### Records provided

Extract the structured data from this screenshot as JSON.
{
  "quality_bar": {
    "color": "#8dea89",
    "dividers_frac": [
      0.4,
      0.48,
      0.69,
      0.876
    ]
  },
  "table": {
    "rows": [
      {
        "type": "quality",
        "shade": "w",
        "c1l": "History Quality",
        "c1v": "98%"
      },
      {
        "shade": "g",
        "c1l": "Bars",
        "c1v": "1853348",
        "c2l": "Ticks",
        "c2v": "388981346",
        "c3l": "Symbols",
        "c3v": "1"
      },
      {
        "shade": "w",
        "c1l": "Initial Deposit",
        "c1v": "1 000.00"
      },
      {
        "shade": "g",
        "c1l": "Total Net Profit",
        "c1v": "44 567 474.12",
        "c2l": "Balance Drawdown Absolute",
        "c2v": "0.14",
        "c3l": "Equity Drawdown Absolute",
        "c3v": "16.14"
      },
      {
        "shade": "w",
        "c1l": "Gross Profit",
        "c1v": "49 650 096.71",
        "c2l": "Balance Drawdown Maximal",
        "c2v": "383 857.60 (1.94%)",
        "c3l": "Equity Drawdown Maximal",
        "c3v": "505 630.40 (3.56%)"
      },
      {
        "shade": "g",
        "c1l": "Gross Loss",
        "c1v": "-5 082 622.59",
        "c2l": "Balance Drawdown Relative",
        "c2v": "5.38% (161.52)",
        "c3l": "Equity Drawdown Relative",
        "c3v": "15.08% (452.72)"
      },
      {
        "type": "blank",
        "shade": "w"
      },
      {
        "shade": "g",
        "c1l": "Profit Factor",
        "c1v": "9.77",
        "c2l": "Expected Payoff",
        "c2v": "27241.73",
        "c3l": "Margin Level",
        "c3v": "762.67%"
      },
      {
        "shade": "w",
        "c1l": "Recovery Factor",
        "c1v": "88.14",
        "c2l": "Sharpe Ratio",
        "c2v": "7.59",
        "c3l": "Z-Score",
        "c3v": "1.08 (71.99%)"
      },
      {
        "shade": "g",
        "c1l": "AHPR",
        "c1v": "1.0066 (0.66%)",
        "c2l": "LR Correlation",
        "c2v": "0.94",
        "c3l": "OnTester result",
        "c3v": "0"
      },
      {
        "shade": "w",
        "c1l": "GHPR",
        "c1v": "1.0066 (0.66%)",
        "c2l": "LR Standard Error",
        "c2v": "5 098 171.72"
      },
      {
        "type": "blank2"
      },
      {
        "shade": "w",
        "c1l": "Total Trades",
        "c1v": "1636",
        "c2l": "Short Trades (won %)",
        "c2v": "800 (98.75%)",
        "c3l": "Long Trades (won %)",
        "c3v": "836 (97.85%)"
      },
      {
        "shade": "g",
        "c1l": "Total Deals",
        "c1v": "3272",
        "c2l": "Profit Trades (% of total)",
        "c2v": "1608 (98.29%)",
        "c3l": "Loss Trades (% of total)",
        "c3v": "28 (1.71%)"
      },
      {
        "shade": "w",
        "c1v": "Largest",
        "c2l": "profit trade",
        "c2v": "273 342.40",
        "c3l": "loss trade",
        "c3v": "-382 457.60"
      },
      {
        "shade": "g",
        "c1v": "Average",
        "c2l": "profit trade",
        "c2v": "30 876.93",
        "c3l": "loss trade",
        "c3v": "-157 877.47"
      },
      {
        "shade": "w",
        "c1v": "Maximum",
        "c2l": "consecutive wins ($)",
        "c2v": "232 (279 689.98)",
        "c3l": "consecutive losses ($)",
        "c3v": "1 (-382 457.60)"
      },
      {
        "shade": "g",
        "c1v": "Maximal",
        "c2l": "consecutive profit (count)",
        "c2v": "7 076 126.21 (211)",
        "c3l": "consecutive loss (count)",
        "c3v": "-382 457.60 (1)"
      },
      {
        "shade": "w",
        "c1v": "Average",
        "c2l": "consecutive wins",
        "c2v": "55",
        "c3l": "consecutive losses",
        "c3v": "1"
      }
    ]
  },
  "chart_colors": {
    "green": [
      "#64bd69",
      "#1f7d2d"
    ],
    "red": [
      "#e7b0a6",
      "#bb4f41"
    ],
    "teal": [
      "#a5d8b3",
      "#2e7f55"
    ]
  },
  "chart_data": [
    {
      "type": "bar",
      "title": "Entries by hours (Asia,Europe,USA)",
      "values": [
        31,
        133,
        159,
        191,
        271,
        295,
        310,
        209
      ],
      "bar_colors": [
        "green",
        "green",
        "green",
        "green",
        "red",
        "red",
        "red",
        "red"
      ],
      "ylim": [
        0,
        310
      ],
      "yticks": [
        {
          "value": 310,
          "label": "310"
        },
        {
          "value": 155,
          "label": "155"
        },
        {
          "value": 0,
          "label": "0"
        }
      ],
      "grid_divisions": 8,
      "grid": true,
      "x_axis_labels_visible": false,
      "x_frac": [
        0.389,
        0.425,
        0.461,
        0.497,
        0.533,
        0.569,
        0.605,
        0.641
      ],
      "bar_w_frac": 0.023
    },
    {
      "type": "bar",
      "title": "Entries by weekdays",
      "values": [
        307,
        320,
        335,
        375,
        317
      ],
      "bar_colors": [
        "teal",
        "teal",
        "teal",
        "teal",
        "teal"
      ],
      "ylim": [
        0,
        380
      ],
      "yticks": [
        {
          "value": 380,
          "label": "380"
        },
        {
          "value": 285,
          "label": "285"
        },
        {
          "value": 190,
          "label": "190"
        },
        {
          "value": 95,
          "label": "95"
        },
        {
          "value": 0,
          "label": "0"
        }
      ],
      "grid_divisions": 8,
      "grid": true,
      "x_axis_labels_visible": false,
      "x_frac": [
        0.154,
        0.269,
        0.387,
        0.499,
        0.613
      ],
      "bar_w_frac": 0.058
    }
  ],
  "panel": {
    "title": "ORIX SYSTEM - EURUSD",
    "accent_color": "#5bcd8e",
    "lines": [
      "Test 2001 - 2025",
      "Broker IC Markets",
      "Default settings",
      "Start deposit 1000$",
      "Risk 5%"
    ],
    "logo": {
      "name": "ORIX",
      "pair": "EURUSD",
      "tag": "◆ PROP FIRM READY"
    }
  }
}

### What is being asked
Locate all lines that include the word "Factor" and copy them out.

### Answer to this task
        "c1l": "Profit Factor",
        "c1l": "Recovery Factor",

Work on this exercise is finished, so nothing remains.